:: WRITTEN PROBLEM ::
Quote the whole listing verbatim.

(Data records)
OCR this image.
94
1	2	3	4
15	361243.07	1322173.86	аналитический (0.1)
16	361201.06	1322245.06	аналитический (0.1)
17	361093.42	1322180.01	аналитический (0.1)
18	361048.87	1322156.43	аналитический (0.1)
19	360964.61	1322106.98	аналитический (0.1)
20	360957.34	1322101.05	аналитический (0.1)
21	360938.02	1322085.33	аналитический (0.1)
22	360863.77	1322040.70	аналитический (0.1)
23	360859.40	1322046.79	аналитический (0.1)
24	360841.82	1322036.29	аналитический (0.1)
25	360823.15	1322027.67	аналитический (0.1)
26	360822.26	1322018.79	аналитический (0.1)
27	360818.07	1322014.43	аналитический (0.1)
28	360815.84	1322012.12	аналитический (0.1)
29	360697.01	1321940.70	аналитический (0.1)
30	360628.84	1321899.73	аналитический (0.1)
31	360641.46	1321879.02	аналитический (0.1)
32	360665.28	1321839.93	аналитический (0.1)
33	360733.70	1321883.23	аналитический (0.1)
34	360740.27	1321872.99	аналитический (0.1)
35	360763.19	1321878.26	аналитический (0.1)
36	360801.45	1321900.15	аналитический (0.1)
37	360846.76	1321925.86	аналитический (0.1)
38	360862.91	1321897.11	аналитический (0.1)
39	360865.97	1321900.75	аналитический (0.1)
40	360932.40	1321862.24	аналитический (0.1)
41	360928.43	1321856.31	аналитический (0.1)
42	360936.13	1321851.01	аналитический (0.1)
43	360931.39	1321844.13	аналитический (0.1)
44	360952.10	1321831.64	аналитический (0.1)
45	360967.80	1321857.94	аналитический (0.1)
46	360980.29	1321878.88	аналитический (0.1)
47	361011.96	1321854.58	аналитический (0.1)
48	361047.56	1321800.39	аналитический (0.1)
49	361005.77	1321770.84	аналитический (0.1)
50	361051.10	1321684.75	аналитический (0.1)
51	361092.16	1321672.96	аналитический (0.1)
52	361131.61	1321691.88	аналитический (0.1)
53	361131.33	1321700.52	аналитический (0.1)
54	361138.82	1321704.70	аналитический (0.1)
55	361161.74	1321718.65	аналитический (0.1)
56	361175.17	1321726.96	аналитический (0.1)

:: REPLY ::
OCR this image.
94
1	2	3	4
15	361243.07	1322173.86	аналитический (0.1)
16	361201.06	1322245.06	аналитический (0.1)
17	361093.42	1322180.01	аналитический (0.1)
18	361048.87	1322156.43	аналитический (0.1)
19	360964.61	1322106.98	аналитический (0.1)
20	360957.34	1322101.05	аналитический (0.1)
21	360938.02	1322085.33	аналитический (0.1)
22	360863.77	1322040.70	аналитический (0.1)
23	360859.40	1322046.79	аналитический (0.1)
24	360841.82	1322036.29	аналитический (0.1)
25	360823.15	1322027.67	аналитический (0.1)
26	360822.26	1322018.79	аналитический (0.1)
27	360818.07	1322014.43	аналитический (0.1)
28	360815.84	1322012.12	аналитический (0.1)
29	360697.01	1321940.70	аналитический (0.1)
30	360628.84	1321899.73	аналитический (0.1)
31	360641.46	1321879.02	аналитический (0.1)
32	360665.28	1321839.93	аналитический (0.1)
33	360733.70	1321883.23	аналитический (0.1)
34	360740.27	1321872.99	аналитический (0.1)
35	360763.19	1321878.26	аналитический (0.1)
36	360801.45	1321900.15	аналитический (0.1)
37	360846.76	1321925.86	аналитический (0.1)
38	360862.91	1321897.11	аналитический (0.1)
39	360865.97	1321900.75	аналитический (0.1)
40	360932.40	1321862.24	аналитический (0.1)
41	360928.43	1321856.31	аналитический (0.1)
42	360936.13	1321851.01	аналитический (0.1)
43	360931.39	1321844.13	аналитический (0.1)
44	360952.10	1321831.64	аналитический (0.1)
45	360967.80	1321857.94	аналитический (0.1)
46	360980.29	1321878.88	аналитический (0.1)
47	361011.96	1321854.58	аналитический (0.1)
48	361047.56	1321800.39	аналитический (0.1)
49	361005.77	1321770.84	аналитический (0.1)
50	361051.10	1321684.75	аналитический (0.1)
51	361092.16	1321672.96	аналитический (0.1)
52	361131.61	1321691.88	аналитический (0.1)
53	361131.33	1321700.52	аналитический (0.1)
54	361138.82	1321704.70	аналитический (0.1)
55	361161.74	1321718.65	аналитический (0.1)
56	361175.17	1321726.96	аналитический (0.1)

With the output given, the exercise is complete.